[PROBLEM DESCRIPTION]:
Write the next part of the South Mall history below, picking up right after its last sentence.

GIVEN TEXT Start Marker

In 2002, Phar-Mor closed its anchor store at South Mall as part of the chain's national acquisition by CVS. This was replaced by Steve & Barry's, a retail clothing chain.

In 2003, Crown American was purchased by PREIT, a real estate investment trust, in a $1.2 billion acquisition.

In 2008, Steve & Barry's, another South Mall tenant, declared bankruptcy and closed its South Mall and other locations. The anchor space Steve & Barry's occupied at South Mall was leased the following year, in 2009, to Black Rose Antiques and Collectibles, an antique mini-mall with over 100 individual dealers. After Black Rose Antiques closed, the space was then sold to a gym which operates as out of the space under the name Supersets Gym.

In June 2014, PREIT sold South Mall for $23.6 million to Nicholas Park Mall LLC, a company formed by seven New York area investors led by former Macy's executive Richard Krantz, after South Mall was deemed two years earlier to be one of over a dozen underperforming PREIT-owned malls.

In 2016, Yocco's Hot Dogs, a regionally famous Emmaus-headquartered hot dog and cheesesteak restaurant chain with four Lehigh Valley locations, opened a restaurant in South Mall.

In January 2017, Black Rose Antiques relocated its South Mall location to Phillipsburg Mall in nearby Phillipsburg, New Jersey. In early 2017, the anchor space Black Rose Antiques previously occupied at South Mall was subdivided with Limerick Furniture occupying most of it. The remainder of the space was revamped to accommodate Full Circle Training, a gymnasium that opened in early 2018.

In 2018, The Bon-Ton, which had acquired Hess's in the 1990s and represented the oldest and largest South Mall anchor, closed all of its national store locations, including its South Mall location. In 2019, Limerick Furniture also closed, leaving South Mall with Stein Mart as its sole remaining major anchor tenant.

Throughout the early 2020s, South Mall has sponsored and hosted community events, including periodic flea markets and weekly summer food truck events. Nontraditional tenants, such as Cave Brewing Co., a full-service craft beer bar with live entertainment, and South Mall Mercantile antiques dealer, have been brought in to fill the voids left by tenants that have departed. However, both of these have since closed.

In 2020, the last anchor of South Mall, Stein Mart announced it would be closing all of its store locations including its South Mall location. In April 2021, the franchised T-Mobile store near the mall entrance closed permanently. The corporate-owned store across from it (which was a Sprint store until its merger with T-Mobile in 2020) and Metro by T-Mobile store, however, remain open. Another store, called Uniquely Lo. Co., has opened a South Mall store. In May 2021, Claire’s closed its South Mall location. Spirit Halloween began occupying the former Stein Mart location in 2022.

GIVEN TEXT End Marker
SUPPLIED INFORMATION Start Marker

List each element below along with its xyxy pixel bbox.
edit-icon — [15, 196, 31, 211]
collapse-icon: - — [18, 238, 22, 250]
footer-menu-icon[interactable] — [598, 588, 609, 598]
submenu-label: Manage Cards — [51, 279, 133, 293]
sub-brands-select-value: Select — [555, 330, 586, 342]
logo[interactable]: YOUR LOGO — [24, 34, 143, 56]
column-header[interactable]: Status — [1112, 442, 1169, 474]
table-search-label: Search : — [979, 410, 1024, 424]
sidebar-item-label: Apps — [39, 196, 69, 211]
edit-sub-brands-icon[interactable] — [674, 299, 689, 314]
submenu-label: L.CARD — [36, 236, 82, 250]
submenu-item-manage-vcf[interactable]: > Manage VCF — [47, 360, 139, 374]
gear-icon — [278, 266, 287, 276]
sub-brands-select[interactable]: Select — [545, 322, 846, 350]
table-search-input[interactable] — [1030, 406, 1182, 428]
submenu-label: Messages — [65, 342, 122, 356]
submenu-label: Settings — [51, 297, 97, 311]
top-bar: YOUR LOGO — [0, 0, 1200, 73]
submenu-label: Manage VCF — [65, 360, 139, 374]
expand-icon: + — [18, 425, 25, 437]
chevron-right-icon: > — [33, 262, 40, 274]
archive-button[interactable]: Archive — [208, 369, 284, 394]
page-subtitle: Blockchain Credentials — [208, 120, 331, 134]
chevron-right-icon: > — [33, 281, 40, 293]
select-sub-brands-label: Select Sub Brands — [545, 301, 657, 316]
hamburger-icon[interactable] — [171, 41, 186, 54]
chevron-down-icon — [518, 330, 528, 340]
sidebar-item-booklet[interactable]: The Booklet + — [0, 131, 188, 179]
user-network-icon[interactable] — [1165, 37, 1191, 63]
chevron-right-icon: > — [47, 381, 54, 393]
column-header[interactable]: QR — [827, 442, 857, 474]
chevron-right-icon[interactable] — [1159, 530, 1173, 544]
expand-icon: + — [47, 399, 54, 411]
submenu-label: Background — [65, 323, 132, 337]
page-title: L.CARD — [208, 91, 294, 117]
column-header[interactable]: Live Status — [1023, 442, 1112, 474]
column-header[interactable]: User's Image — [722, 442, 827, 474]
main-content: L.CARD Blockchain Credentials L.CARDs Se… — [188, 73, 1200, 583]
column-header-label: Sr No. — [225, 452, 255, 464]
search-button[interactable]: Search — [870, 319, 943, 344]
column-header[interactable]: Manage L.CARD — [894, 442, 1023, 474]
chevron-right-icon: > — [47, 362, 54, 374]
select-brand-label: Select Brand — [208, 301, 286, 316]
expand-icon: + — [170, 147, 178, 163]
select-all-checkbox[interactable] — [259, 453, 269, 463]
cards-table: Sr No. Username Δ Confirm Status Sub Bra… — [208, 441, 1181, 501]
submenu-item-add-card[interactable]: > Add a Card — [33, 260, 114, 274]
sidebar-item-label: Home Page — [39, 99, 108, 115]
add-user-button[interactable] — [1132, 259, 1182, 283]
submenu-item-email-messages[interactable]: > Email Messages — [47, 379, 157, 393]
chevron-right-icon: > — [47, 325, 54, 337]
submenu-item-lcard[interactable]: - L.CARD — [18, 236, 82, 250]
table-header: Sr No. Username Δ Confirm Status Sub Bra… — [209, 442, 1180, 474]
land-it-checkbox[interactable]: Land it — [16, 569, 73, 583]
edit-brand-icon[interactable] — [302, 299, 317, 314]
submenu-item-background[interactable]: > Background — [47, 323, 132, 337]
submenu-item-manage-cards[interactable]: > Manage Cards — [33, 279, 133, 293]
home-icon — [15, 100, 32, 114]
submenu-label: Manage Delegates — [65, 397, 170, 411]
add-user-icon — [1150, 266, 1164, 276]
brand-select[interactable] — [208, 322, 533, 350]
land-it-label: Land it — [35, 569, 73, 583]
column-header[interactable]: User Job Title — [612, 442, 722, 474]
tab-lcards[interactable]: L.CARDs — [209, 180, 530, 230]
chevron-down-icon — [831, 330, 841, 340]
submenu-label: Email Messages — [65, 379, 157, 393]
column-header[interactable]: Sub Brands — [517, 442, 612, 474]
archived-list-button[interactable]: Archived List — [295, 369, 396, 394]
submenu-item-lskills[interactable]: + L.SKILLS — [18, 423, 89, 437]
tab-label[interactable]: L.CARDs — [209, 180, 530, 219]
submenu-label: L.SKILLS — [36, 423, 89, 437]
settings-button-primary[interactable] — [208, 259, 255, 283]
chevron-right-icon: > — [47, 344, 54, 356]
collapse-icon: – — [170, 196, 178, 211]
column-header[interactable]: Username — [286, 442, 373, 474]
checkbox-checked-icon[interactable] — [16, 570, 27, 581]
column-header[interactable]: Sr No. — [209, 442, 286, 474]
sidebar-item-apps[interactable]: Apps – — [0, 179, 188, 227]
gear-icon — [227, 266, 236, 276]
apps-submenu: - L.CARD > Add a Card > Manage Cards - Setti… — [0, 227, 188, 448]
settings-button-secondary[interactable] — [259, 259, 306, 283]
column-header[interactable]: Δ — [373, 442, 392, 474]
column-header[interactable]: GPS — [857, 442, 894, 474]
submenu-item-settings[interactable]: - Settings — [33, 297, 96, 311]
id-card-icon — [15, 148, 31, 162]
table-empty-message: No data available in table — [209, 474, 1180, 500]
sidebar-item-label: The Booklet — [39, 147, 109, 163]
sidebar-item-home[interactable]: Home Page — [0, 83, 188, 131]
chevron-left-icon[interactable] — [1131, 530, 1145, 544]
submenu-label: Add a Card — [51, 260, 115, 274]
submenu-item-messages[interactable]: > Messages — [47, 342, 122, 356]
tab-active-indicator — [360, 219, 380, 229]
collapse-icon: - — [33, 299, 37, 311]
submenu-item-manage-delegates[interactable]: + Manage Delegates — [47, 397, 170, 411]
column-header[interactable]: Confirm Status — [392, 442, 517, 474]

SUPPLIED INFORMATION End Marker

[WRITTEN ANSWER]:
On November 14, 2023, The Giant Company announced that in 2025, the Bon-Ton store would be demolished and the Giant food store on W. Emaus Ave. would move into a new 68,000-square-foot location on the former Bon-Ton space. In November 2024, Burlington agreed to lease 19,972 square feet of the Spirit Halloween building, which would be subdivided between smaller tenants, starting in late summer 2025. Burlington opened November 1, 2025, followed by Giant on November 21.

==Anchors==
Major tenants
- Giant (2025)
- SuperSets Gym (2022)
- Burlington (2025)
- Ross Stores (2012)

Minor tenants
- A1 Japanese Steakhouse
- Blick Art Materials
- Mattress Firm (2016)
- Petco (1996)
- Staples (1993)

==Former anchors==
Major tenants
- Black Rose Antiques & Collectibles (2009–16; replaced by Full Circle Training and Limerick Furniture)
- The Bon-Ton (1994-2018; replaced by Giant)
- Full Circle Training (2018–20; replaced by SuperSets Gym)
- Habitat for Humanity ReStore (2022–24)
- Hess's South (1971–94; replaced by The Bon-Ton)
- Jamesway (1986–95; replaced by Stein Mart, Gold's Gym, and Home & Gifts)
- Limerick Furniture & Mattress (2017–19; replaced by Habitat for Humanity)
- Phar-Mor (1991-2002; replaced by Steve & Barry's)
- Spirit Halloween (2022–24; replaced by Burlington)
- Stein Mart (1996–2020; replaced by Spirit Halloween)
- Steve & Barry's (2003–09; replaced by Black Rose Antiques & Collectibles)
- Weis Markets (1975–99; divided between Sleepy's, Blick Art Materials, and A1 Japanese Steakhouse)

Minor tenants
- Rea & Derick (1975–91; became part of Petco)
- Sleepy's (became Mattress Firm)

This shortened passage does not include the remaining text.